Dataset records
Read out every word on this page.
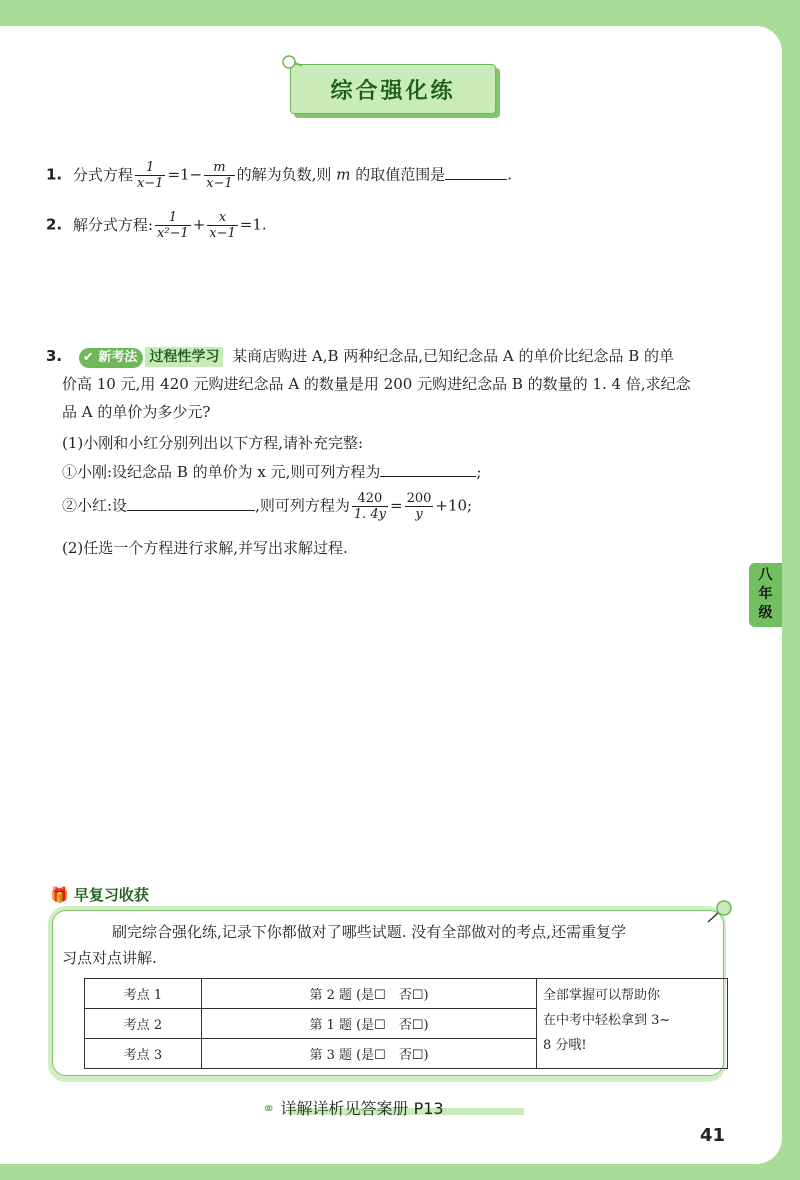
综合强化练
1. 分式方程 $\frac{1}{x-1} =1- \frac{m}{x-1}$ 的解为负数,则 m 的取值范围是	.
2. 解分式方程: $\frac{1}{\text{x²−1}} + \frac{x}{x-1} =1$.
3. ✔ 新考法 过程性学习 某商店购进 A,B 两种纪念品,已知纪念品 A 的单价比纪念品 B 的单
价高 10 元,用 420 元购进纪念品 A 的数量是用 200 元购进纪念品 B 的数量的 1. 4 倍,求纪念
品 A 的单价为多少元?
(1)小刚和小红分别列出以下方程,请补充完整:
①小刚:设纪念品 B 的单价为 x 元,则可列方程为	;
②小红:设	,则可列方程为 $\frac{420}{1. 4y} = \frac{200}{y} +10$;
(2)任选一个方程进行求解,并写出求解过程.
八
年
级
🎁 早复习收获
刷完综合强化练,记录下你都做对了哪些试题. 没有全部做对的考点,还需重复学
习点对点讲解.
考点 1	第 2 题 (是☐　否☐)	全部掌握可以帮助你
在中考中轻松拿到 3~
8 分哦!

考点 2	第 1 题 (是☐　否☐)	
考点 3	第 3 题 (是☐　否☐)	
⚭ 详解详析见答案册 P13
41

Problem statement
Your task is to collect every line above that contains the word "frac".

Exercise answer
1. 分式方程 $\frac{1}{x-1} =1- \frac{m}{x-1}$ 的解为负数,则 m 的取值范围是	.
2. 解分式方程: $\frac{1}{\text{x²−1}} + \frac{x}{x-1} =1$.
②小红:设	,则可列方程为 $\frac{420}{1. 4y} = \frac{200}{y} +10$;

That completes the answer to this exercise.